WHAT IS BEING ASKED => Search the records for "this" and copy each line that holds it.

SUPPLIED DATA =>
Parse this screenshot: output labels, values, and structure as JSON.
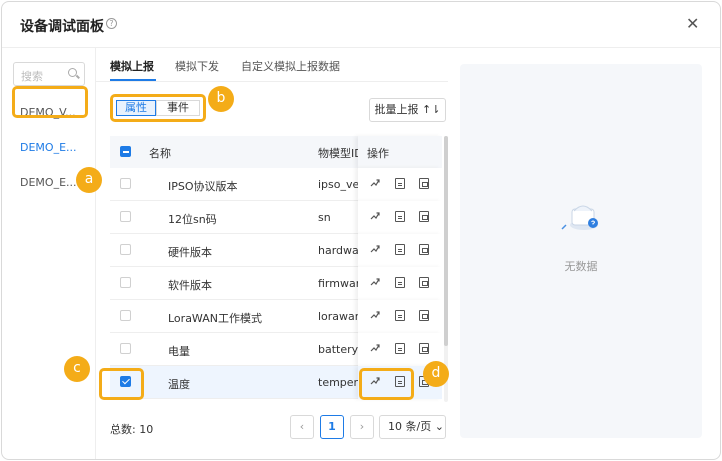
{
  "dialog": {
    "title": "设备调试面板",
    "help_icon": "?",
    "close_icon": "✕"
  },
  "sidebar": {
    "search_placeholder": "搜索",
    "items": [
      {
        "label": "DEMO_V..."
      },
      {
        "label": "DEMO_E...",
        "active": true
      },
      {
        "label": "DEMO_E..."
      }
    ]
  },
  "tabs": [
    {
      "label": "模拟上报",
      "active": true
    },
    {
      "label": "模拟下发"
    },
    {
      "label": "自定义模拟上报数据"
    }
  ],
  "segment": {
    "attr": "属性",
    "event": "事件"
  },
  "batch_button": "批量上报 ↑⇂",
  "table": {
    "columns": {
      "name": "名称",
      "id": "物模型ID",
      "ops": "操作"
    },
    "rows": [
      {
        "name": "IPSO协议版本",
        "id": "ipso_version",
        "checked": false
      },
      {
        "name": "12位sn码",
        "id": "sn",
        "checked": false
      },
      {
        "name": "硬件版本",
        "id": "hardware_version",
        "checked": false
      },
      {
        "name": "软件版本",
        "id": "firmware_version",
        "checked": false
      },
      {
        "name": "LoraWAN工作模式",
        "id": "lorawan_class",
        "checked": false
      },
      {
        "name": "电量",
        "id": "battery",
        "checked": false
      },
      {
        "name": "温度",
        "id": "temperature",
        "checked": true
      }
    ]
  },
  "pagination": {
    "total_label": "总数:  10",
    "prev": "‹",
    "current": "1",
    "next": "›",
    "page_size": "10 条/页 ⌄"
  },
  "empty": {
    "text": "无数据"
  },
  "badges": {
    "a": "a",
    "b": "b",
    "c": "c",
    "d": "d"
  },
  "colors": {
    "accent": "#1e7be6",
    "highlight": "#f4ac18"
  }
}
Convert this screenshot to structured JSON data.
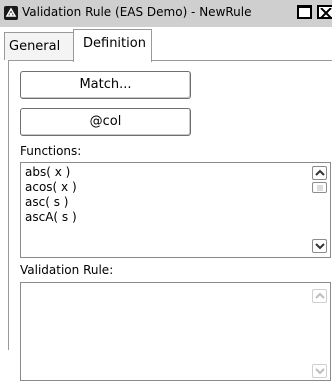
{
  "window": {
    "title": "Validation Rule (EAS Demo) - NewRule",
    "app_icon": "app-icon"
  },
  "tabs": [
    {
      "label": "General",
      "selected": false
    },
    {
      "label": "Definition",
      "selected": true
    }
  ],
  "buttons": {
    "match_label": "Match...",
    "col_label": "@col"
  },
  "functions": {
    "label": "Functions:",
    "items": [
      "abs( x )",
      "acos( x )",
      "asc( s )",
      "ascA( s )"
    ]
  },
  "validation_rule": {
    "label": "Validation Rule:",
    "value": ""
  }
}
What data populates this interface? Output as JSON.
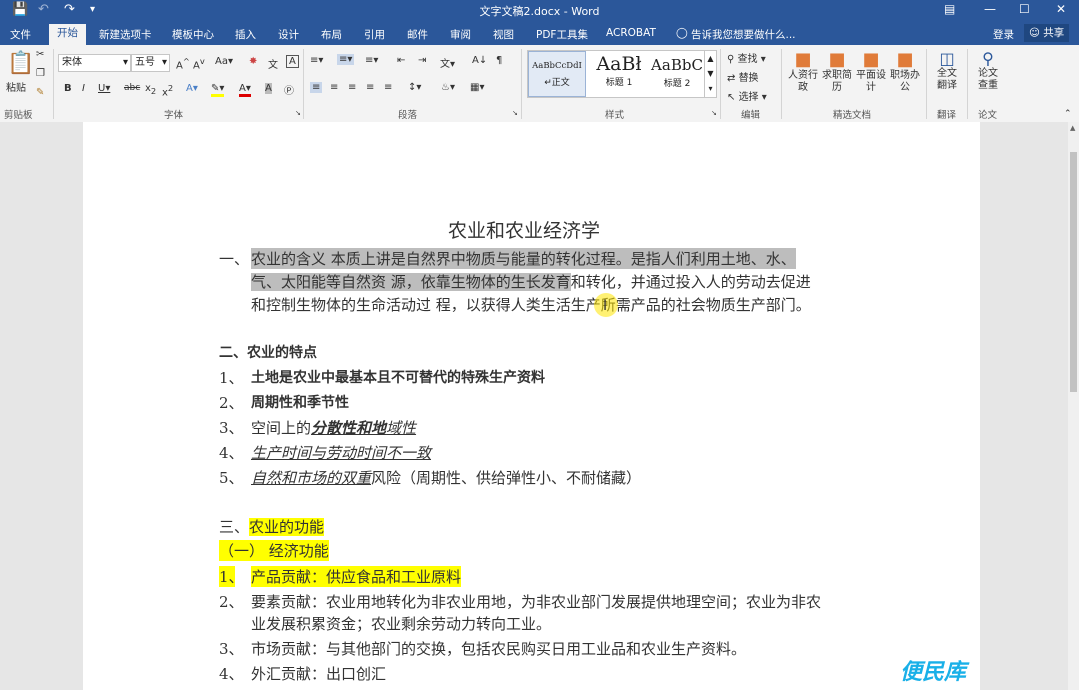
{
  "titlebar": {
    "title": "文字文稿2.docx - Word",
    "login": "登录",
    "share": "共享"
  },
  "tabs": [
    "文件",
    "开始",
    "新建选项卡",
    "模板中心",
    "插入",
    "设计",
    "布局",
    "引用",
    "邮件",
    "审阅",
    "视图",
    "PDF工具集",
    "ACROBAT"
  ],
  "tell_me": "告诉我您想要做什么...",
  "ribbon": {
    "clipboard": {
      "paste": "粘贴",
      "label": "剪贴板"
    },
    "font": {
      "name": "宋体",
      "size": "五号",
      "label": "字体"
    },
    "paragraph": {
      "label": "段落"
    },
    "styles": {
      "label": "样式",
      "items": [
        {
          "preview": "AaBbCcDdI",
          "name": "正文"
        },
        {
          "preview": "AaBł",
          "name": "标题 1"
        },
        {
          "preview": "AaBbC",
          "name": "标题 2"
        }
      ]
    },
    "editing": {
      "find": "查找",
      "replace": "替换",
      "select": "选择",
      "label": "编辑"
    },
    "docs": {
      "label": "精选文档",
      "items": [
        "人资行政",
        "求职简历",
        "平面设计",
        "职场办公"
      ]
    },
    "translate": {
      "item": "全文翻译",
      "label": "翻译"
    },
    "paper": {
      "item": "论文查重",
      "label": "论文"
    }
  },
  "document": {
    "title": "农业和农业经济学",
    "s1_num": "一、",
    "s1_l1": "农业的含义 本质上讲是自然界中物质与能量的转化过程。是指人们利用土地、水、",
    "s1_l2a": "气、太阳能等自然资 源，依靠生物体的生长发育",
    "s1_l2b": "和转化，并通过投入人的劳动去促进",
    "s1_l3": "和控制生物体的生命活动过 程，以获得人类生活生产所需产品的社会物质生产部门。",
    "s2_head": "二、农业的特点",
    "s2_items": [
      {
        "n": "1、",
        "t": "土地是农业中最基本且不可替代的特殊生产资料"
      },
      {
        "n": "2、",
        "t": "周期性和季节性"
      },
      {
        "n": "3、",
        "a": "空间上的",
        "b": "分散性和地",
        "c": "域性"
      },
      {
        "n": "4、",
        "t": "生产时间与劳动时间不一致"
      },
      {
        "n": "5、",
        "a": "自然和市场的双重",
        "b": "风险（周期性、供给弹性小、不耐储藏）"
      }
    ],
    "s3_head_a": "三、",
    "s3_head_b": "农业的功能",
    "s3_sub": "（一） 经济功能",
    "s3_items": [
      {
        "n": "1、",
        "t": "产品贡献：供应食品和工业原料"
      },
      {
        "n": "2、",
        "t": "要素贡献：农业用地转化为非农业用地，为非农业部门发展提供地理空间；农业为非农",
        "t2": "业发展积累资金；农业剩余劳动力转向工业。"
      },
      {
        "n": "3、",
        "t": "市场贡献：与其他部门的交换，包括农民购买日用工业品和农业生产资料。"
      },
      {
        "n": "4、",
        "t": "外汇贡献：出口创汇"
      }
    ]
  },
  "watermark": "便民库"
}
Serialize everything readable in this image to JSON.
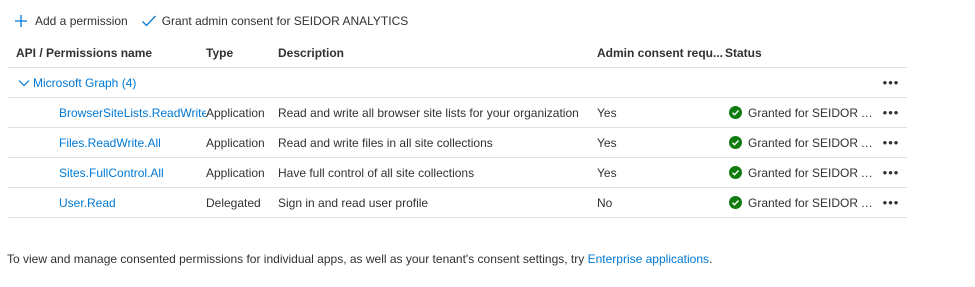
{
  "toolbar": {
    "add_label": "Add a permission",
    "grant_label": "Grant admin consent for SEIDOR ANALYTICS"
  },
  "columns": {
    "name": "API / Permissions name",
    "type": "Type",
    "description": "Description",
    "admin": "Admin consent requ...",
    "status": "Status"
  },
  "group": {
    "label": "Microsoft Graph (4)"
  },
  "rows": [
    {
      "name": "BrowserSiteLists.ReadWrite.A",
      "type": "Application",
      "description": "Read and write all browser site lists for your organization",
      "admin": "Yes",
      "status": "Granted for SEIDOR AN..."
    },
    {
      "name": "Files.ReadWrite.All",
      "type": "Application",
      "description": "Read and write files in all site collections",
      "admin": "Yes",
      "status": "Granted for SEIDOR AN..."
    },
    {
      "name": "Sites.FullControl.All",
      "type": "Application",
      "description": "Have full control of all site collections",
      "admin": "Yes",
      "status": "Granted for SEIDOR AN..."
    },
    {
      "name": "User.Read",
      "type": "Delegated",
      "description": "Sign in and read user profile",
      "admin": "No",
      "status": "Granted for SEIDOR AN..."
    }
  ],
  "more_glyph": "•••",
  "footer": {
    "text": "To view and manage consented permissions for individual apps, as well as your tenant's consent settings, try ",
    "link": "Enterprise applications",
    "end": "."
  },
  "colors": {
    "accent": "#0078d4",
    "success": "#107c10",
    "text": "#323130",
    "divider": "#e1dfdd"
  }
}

RESPONSE TO THE TASK =>
Parse this screenshot: output labels, values, and structure as JSON.
Convert this screenshot to structured JSON data.
What data populates this interface? Output as JSON.
Serialize everything readable in this image to JSON.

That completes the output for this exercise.